_Task objective_: Only the lines from the one with "Serialize everything readable" onward are wanted, through the last line of the entries, set down exactly.
##### Material provided
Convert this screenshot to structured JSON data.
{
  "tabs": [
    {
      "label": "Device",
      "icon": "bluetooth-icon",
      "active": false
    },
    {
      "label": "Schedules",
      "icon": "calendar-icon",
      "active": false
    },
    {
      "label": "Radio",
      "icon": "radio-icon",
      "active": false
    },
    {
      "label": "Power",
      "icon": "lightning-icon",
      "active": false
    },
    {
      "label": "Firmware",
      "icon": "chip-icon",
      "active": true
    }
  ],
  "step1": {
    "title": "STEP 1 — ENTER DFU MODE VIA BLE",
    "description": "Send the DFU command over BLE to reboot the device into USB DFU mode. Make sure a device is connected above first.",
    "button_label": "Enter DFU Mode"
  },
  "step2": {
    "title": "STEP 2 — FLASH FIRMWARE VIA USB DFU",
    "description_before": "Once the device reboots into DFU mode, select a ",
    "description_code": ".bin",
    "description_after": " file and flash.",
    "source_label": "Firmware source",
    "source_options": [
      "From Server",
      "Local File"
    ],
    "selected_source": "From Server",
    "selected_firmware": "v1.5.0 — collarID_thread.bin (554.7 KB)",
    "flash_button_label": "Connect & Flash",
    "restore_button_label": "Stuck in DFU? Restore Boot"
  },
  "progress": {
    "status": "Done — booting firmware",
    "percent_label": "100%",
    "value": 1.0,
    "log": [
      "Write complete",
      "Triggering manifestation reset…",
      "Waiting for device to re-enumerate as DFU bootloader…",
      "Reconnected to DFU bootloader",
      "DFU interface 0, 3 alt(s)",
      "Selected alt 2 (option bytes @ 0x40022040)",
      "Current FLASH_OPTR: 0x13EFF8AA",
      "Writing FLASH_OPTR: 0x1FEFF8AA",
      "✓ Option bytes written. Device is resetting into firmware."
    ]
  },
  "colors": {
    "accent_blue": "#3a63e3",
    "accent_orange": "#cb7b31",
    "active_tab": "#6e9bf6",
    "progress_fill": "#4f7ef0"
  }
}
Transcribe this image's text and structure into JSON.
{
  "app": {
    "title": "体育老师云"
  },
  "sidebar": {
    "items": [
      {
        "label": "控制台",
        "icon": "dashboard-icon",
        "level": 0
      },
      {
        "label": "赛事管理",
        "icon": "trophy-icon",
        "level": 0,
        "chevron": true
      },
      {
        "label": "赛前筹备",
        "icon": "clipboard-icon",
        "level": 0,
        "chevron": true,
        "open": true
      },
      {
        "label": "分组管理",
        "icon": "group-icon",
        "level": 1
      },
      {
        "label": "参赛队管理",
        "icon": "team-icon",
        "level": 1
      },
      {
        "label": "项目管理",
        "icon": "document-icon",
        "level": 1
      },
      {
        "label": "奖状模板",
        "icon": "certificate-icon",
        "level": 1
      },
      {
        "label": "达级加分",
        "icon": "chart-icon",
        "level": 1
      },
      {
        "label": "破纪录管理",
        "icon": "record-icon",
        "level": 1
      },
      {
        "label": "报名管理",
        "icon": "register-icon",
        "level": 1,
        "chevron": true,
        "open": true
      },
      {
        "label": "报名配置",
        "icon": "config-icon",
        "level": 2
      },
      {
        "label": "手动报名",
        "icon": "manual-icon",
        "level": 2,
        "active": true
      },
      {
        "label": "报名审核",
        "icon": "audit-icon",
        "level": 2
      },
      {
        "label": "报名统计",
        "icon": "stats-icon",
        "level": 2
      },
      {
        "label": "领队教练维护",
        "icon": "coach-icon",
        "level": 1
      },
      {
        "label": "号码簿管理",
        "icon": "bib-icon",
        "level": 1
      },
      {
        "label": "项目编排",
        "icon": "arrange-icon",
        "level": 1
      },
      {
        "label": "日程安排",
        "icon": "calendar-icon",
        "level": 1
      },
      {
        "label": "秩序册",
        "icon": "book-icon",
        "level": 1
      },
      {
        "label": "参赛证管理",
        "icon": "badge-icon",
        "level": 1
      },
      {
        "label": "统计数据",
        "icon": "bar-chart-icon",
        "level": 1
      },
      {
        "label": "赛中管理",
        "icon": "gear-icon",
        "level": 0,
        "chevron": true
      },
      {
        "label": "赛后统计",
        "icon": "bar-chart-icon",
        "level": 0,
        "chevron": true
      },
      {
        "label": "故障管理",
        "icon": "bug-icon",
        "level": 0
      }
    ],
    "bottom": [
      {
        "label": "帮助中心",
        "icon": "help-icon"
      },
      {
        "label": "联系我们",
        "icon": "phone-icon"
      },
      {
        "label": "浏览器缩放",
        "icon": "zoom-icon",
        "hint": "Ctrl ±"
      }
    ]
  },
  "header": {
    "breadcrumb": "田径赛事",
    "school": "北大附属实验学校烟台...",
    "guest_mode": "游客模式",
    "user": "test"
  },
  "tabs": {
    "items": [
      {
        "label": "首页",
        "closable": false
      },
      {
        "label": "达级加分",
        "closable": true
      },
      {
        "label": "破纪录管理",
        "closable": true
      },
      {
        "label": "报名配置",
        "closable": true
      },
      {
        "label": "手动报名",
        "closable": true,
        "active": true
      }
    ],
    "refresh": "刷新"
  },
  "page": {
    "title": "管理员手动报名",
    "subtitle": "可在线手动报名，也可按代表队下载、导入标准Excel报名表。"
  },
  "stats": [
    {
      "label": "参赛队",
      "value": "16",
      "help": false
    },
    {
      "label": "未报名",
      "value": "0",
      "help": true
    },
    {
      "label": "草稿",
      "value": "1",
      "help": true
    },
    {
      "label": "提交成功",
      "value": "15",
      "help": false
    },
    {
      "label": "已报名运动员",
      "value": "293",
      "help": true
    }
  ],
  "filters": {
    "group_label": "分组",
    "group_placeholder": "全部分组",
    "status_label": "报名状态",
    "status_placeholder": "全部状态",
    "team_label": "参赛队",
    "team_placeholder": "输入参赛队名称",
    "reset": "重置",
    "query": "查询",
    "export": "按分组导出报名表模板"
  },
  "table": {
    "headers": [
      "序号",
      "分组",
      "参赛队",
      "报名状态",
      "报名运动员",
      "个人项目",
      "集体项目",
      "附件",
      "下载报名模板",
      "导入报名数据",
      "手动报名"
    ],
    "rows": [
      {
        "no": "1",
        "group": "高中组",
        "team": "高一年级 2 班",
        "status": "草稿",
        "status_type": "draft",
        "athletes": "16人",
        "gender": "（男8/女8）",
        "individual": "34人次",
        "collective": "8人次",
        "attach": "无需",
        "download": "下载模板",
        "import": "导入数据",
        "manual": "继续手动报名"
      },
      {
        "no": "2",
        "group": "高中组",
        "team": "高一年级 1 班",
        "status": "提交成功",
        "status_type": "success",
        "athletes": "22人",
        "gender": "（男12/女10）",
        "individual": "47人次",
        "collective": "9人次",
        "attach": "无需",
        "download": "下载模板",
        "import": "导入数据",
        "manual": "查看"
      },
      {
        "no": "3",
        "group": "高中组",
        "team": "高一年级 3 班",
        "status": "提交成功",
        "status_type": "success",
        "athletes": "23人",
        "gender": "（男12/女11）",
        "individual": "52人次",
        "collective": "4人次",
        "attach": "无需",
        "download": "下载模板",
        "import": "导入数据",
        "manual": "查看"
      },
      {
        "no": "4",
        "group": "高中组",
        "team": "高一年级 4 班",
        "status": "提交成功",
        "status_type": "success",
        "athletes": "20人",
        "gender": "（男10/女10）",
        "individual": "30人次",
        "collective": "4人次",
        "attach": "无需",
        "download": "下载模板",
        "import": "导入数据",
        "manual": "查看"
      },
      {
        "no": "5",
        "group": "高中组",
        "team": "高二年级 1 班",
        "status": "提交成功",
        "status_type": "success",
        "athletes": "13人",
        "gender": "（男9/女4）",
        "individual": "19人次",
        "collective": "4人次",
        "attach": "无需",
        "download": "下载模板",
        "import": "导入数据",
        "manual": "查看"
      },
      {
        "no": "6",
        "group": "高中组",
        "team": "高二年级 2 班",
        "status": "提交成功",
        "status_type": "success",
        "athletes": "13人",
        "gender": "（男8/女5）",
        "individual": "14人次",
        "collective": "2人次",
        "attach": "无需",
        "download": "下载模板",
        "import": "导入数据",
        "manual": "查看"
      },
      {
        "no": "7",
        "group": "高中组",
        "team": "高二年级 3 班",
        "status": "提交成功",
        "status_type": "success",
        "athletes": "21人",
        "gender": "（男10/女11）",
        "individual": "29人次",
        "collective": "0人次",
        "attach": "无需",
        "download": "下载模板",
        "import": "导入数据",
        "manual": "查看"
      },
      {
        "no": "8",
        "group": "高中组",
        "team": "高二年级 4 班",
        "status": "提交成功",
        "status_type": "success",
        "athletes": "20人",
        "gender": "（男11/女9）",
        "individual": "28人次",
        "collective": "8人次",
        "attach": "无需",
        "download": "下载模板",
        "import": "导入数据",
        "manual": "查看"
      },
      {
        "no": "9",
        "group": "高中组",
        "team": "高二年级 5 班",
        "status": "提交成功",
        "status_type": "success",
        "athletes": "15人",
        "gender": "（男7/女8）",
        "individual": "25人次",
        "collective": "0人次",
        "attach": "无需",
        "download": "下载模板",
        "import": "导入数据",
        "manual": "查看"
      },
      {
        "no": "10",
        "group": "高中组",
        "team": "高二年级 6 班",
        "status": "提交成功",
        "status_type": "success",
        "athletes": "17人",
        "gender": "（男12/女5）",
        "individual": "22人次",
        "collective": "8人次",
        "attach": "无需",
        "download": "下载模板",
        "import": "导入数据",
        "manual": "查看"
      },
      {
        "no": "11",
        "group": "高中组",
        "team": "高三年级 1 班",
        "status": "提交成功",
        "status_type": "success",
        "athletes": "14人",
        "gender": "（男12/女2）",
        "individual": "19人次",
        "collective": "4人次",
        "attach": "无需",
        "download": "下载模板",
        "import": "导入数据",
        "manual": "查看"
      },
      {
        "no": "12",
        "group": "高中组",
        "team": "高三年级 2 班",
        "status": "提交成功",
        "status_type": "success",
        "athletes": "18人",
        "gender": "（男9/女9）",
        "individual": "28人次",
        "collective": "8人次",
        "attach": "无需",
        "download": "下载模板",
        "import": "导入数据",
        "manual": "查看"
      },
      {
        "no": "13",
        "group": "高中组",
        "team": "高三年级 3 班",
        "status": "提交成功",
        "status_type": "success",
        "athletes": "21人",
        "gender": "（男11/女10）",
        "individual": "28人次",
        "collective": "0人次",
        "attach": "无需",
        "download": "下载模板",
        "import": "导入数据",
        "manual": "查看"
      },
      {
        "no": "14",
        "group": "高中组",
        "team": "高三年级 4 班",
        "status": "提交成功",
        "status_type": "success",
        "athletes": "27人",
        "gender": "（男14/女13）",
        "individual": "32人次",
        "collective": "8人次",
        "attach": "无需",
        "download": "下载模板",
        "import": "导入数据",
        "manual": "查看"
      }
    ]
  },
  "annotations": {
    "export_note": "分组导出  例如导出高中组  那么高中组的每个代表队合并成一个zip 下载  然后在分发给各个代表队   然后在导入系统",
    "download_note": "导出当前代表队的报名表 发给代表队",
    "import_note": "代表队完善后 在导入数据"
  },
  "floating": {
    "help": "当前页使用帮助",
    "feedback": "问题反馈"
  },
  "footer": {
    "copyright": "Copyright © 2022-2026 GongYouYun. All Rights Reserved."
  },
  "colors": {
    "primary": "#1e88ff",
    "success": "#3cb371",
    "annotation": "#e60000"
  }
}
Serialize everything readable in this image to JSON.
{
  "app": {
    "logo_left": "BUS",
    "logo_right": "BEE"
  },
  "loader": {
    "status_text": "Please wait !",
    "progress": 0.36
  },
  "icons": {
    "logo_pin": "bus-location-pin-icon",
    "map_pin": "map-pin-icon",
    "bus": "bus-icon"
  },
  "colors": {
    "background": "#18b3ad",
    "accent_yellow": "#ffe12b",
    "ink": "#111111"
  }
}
##########
_Solution_:
Serialize everything readable in this image to JSON.
{
  "app": {
    "logo_left": "BUS",
    "logo_right": "BEE"
  },
  "loader": {
    "status_text": "Please wait !",
    "progress": 0.36
  },
  "icons": {
    "logo_pin": "bus-location-pin-icon",
    "map_pin": "map-pin-icon",
    "bus": "bus-icon"
  },
  "colors": {
    "background": "#18b3ad",
    "accent_yellow": "#ffe12b",
    "ink": "#111111"
  }
}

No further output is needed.